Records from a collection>
▬▬▬▬▬▬

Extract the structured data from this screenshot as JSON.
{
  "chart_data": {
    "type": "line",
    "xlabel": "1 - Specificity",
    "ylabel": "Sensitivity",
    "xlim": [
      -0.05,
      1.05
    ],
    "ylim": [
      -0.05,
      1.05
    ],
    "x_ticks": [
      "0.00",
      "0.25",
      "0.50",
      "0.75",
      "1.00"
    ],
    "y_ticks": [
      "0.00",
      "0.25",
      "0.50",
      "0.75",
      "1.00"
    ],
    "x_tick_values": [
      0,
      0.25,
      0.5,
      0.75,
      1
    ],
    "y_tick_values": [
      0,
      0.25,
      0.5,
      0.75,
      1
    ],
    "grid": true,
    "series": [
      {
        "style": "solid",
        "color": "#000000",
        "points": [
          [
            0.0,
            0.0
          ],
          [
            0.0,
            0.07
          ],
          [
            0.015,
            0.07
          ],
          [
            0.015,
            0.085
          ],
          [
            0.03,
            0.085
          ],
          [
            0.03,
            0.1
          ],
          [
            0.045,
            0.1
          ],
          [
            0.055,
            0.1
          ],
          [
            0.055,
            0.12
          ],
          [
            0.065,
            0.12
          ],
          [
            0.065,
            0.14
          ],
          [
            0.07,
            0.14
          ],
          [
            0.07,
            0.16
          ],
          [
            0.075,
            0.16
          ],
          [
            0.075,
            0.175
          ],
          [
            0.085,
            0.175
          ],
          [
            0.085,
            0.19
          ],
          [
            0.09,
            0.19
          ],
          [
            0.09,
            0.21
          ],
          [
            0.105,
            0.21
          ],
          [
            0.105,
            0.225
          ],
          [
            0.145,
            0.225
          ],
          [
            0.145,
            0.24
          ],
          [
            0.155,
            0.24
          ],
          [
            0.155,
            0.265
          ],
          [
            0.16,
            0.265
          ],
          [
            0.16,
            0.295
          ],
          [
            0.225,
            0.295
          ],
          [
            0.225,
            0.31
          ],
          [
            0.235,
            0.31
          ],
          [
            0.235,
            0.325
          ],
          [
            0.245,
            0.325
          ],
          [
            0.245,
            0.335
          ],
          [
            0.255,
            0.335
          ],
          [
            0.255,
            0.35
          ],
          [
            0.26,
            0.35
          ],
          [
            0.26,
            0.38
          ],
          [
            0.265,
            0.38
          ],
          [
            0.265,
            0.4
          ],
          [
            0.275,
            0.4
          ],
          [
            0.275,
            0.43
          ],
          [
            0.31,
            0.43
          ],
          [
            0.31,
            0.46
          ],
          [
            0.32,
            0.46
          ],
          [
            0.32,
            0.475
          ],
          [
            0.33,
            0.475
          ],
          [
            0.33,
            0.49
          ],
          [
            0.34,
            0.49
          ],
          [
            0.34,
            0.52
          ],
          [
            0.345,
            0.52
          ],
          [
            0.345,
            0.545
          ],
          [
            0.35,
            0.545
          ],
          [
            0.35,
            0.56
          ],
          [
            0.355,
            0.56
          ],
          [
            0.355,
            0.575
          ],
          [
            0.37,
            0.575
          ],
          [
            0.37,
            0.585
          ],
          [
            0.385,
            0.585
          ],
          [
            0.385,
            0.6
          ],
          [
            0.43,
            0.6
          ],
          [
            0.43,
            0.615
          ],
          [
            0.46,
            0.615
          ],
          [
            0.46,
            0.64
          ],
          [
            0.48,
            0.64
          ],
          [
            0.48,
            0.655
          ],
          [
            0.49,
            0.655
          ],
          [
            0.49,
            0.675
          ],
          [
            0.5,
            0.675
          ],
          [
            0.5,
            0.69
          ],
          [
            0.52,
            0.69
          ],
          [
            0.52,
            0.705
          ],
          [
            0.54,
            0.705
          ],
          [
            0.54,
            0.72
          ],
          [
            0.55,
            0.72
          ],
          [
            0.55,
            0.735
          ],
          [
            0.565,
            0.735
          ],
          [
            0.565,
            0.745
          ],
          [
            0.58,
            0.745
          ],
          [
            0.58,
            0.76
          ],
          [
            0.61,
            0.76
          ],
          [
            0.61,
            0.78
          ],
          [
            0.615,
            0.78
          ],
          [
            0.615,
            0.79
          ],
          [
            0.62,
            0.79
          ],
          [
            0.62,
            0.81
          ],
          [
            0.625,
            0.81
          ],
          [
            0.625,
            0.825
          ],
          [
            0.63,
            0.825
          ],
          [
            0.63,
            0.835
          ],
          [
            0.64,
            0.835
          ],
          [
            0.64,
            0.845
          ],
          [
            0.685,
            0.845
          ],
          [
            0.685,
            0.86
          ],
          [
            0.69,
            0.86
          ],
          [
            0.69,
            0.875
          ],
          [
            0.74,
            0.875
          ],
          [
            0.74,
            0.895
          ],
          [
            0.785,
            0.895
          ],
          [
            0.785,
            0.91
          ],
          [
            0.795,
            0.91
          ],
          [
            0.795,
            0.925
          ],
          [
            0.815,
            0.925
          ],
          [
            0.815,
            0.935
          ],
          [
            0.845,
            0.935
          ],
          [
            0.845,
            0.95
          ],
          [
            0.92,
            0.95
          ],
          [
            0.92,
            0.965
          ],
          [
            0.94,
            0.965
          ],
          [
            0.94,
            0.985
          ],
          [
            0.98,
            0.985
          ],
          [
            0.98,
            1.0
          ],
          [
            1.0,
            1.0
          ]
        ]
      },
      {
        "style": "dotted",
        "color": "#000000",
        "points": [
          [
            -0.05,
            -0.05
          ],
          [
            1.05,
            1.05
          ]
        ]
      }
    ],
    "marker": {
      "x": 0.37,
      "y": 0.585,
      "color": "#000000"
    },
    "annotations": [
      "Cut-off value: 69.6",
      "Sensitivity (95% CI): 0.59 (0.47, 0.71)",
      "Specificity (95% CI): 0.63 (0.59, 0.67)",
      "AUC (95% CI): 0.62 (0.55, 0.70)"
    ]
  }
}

▬▬▬▬▬▬

Task requirements> Reproduce the whole listing word for word.

Complete answer>
Extract the structured data from this screenshot as JSON.
{
  "chart_data": {
    "type": "line",
    "xlabel": "1 - Specificity",
    "ylabel": "Sensitivity",
    "xlim": [
      -0.05,
      1.05
    ],
    "ylim": [
      -0.05,
      1.05
    ],
    "x_ticks": [
      "0.00",
      "0.25",
      "0.50",
      "0.75",
      "1.00"
    ],
    "y_ticks": [
      "0.00",
      "0.25",
      "0.50",
      "0.75",
      "1.00"
    ],
    "x_tick_values": [
      0,
      0.25,
      0.5,
      0.75,
      1
    ],
    "y_tick_values": [
      0,
      0.25,
      0.5,
      0.75,
      1
    ],
    "grid": true,
    "series": [
      {
        "style": "solid",
        "color": "#000000",
        "points": [
          [
            0.0,
            0.0
          ],
          [
            0.0,
            0.07
          ],
          [
            0.015,
            0.07
          ],
          [
            0.015,
            0.085
          ],
          [
            0.03,
            0.085
          ],
          [
            0.03,
            0.1
          ],
          [
            0.045,
            0.1
          ],
          [
            0.055,
            0.1
          ],
          [
            0.055,
            0.12
          ],
          [
            0.065,
            0.12
          ],
          [
            0.065,
            0.14
          ],
          [
            0.07,
            0.14
          ],
          [
            0.07,
            0.16
          ],
          [
            0.075,
            0.16
          ],
          [
            0.075,
            0.175
          ],
          [
            0.085,
            0.175
          ],
          [
            0.085,
            0.19
          ],
          [
            0.09,
            0.19
          ],
          [
            0.09,
            0.21
          ],
          [
            0.105,
            0.21
          ],
          [
            0.105,
            0.225
          ],
          [
            0.145,
            0.225
          ],
          [
            0.145,
            0.24
          ],
          [
            0.155,
            0.24
          ],
          [
            0.155,
            0.265
          ],
          [
            0.16,
            0.265
          ],
          [
            0.16,
            0.295
          ],
          [
            0.225,
            0.295
          ],
          [
            0.225,
            0.31
          ],
          [
            0.235,
            0.31
          ],
          [
            0.235,
            0.325
          ],
          [
            0.245,
            0.325
          ],
          [
            0.245,
            0.335
          ],
          [
            0.255,
            0.335
          ],
          [
            0.255,
            0.35
          ],
          [
            0.26,
            0.35
          ],
          [
            0.26,
            0.38
          ],
          [
            0.265,
            0.38
          ],
          [
            0.265,
            0.4
          ],
          [
            0.275,
            0.4
          ],
          [
            0.275,
            0.43
          ],
          [
            0.31,
            0.43
          ],
          [
            0.31,
            0.46
          ],
          [
            0.32,
            0.46
          ],
          [
            0.32,
            0.475
          ],
          [
            0.33,
            0.475
          ],
          [
            0.33,
            0.49
          ],
          [
            0.34,
            0.49
          ],
          [
            0.34,
            0.52
          ],
          [
            0.345,
            0.52
          ],
          [
            0.345,
            0.545
          ],
          [
            0.35,
            0.545
          ],
          [
            0.35,
            0.56
          ],
          [
            0.355,
            0.56
          ],
          [
            0.355,
            0.575
          ],
          [
            0.37,
            0.575
          ],
          [
            0.37,
            0.585
          ],
          [
            0.385,
            0.585
          ],
          [
            0.385,
            0.6
          ],
          [
            0.43,
            0.6
          ],
          [
            0.43,
            0.615
          ],
          [
            0.46,
            0.615
          ],
          [
            0.46,
            0.64
          ],
          [
            0.48,
            0.64
          ],
          [
            0.48,
            0.655
          ],
          [
            0.49,
            0.655
          ],
          [
            0.49,
            0.675
          ],
          [
            0.5,
            0.675
          ],
          [
            0.5,
            0.69
          ],
          [
            0.52,
            0.69
          ],
          [
            0.52,
            0.705
          ],
          [
            0.54,
            0.705
          ],
          [
            0.54,
            0.72
          ],
          [
            0.55,
            0.72
          ],
          [
            0.55,
            0.735
          ],
          [
            0.565,
            0.735
          ],
          [
            0.565,
            0.745
          ],
          [
            0.58,
            0.745
          ],
          [
            0.58,
            0.76
          ],
          [
            0.61,
            0.76
          ],
          [
            0.61,
            0.78
          ],
          [
            0.615,
            0.78
          ],
          [
            0.615,
            0.79
          ],
          [
            0.62,
            0.79
          ],
          [
            0.62,
            0.81
          ],
          [
            0.625,
            0.81
          ],
          [
            0.625,
            0.825
          ],
          [
            0.63,
            0.825
          ],
          [
            0.63,
            0.835
          ],
          [
            0.64,
            0.835
          ],
          [
            0.64,
            0.845
          ],
          [
            0.685,
            0.845
          ],
          [
            0.685,
            0.86
          ],
          [
            0.69,
            0.86
          ],
          [
            0.69,
            0.875
          ],
          [
            0.74,
            0.875
          ],
          [
            0.74,
            0.895
          ],
          [
            0.785,
            0.895
          ],
          [
            0.785,
            0.91
          ],
          [
            0.795,
            0.91
          ],
          [
            0.795,
            0.925
          ],
          [
            0.815,
            0.925
          ],
          [
            0.815,
            0.935
          ],
          [
            0.845,
            0.935
          ],
          [
            0.845,
            0.95
          ],
          [
            0.92,
            0.95
          ],
          [
            0.92,
            0.965
          ],
          [
            0.94,
            0.965
          ],
          [
            0.94,
            0.985
          ],
          [
            0.98,
            0.985
          ],
          [
            0.98,
            1.0
          ],
          [
            1.0,
            1.0
          ]
        ]
      },
      {
        "style": "dotted",
        "color": "#000000",
        "points": [
          [
            -0.05,
            -0.05
          ],
          [
            1.05,
            1.05
          ]
        ]
      }
    ],
    "marker": {
      "x": 0.37,
      "y": 0.585,
      "color": "#000000"
    },
    "annotations": [
      "Cut-off value: 69.6",
      "Sensitivity (95% CI): 0.59 (0.47, 0.71)",
      "Specificity (95% CI): 0.63 (0.59, 0.67)",
      "AUC (95% CI): 0.62 (0.55, 0.70)"
    ]
  }
}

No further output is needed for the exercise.